◆ **WHAT NEEDS TO BE DONE**
Where a line contains the string "железнодорожным", copy that line.

◆ **DATA LINES**
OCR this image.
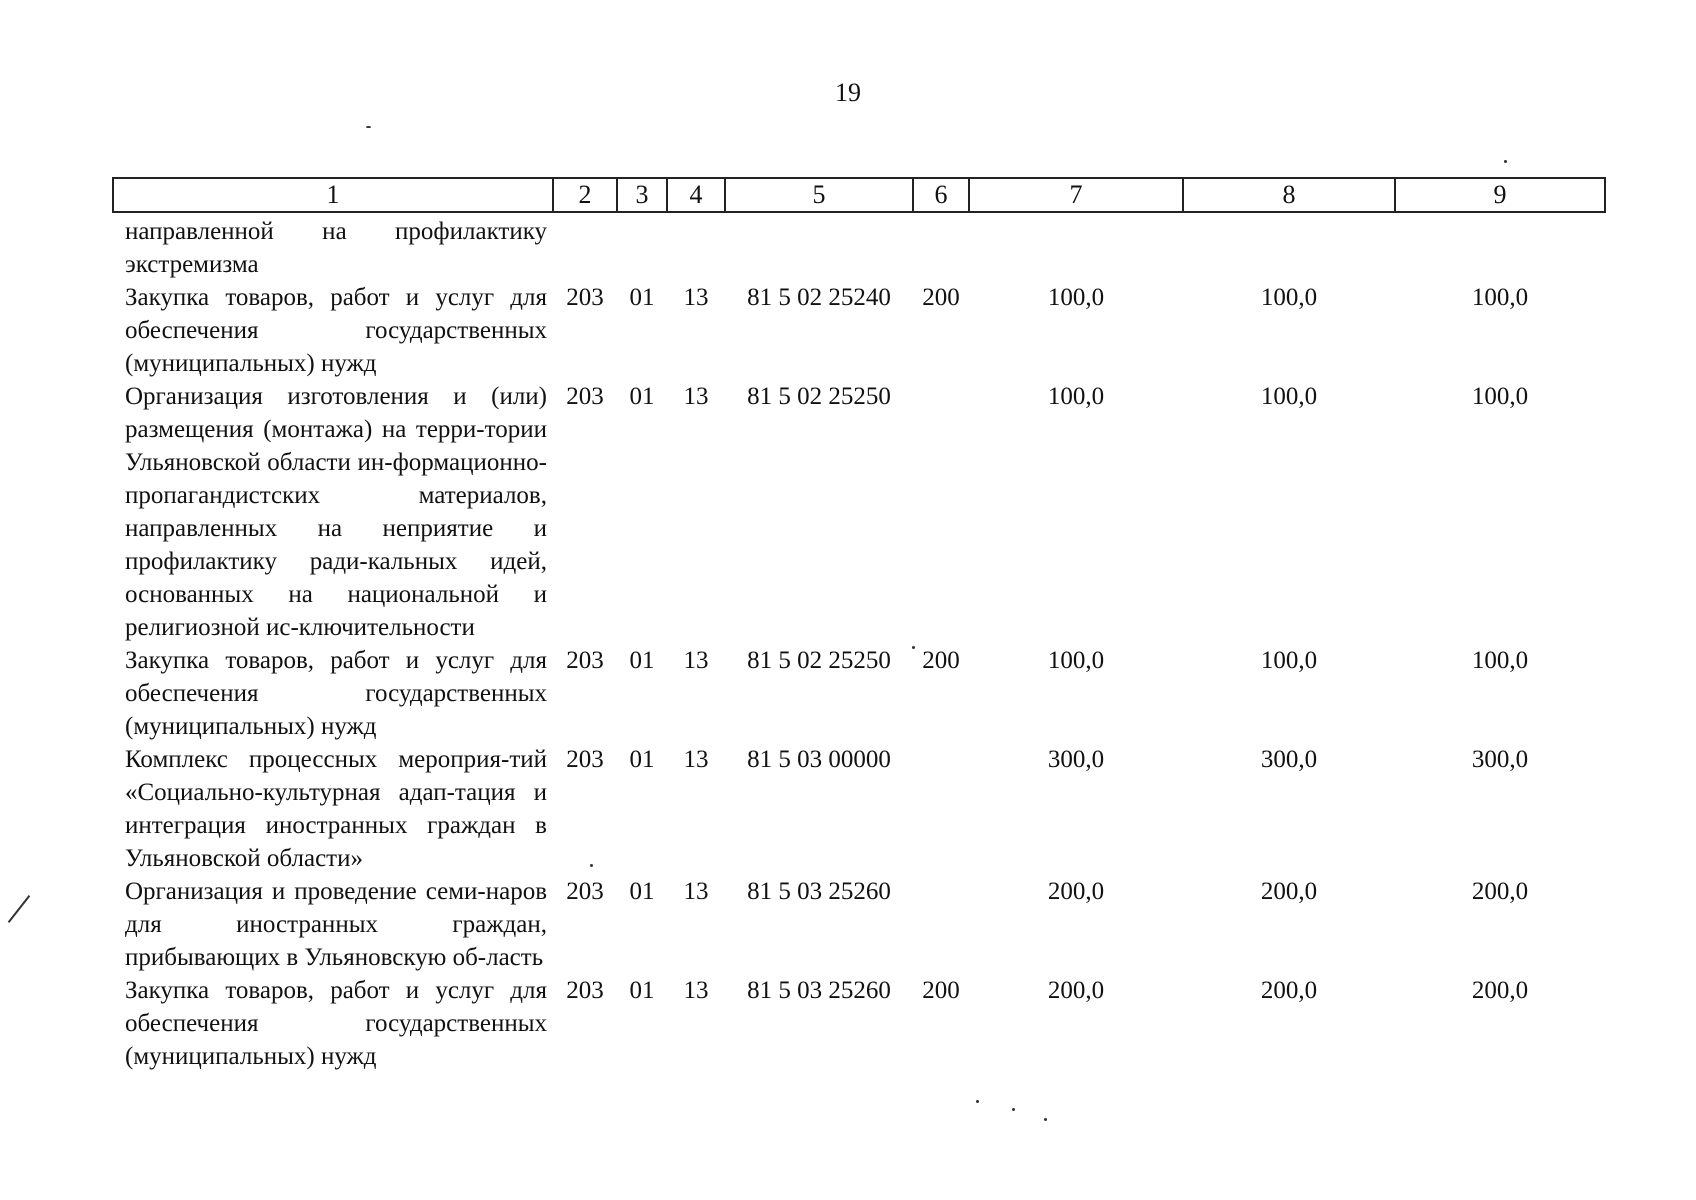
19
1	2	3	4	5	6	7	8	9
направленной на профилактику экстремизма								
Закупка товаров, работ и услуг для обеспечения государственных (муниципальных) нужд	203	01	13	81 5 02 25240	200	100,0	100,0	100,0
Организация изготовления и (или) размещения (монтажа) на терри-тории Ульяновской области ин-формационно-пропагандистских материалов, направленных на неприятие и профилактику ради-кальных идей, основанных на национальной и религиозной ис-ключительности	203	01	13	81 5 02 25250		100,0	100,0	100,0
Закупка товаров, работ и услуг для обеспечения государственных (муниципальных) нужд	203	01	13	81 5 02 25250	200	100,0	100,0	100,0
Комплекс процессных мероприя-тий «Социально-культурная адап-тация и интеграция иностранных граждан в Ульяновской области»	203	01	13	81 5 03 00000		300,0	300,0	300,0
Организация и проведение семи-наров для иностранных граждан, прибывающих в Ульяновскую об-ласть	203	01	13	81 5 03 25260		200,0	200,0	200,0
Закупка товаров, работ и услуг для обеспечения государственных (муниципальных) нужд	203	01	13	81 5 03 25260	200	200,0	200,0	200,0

--

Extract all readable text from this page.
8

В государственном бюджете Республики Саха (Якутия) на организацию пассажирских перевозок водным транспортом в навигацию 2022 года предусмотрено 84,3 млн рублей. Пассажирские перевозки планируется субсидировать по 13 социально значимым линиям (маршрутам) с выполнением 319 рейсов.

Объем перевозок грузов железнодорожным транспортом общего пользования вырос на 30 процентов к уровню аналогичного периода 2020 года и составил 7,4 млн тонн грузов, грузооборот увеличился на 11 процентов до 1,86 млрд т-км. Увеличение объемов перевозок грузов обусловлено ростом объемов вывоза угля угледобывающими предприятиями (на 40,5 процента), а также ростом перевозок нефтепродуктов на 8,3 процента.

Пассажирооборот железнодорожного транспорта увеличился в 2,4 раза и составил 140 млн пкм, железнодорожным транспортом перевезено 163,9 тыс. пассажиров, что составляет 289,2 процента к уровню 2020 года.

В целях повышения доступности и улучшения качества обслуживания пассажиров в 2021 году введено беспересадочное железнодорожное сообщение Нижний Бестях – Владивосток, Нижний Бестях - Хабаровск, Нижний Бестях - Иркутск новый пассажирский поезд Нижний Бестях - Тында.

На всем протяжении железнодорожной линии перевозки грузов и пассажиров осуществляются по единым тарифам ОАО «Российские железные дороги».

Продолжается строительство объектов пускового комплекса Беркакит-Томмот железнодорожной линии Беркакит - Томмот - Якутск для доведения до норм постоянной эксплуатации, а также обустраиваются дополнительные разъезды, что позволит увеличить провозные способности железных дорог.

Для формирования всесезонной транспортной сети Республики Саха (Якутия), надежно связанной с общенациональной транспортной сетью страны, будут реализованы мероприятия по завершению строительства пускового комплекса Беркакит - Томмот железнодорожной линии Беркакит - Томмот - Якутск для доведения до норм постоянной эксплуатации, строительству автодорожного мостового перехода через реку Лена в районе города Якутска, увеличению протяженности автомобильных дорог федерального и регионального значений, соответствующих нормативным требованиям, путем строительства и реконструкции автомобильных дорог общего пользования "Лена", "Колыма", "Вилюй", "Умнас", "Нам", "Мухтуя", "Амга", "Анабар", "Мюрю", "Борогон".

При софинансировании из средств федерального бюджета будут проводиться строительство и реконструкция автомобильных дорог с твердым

◆ **EXERCISE RESULT**
Объем перевозок грузов железнодорожным транспортом общего пользования вырос на 30 процентов к уровню аналогичного периода 2020 года и составил 7,4 млн тонн грузов, грузооборот увеличился на 11 процентов до 1,86 млрд т-км. Увеличение объемов перевозок грузов обусловлено ростом объемов вывоза угля угледобывающими предприятиями (на 40,5 процента), а также ростом перевозок нефтепродуктов на 8,3 процента.
Пассажирооборот железнодорожного транспорта увеличился в 2,4 раза и составил 140 млн пкм, железнодорожным транспортом перевезено 163,9 тыс. пассажиров, что составляет 289,2 процента к уровню 2020 года.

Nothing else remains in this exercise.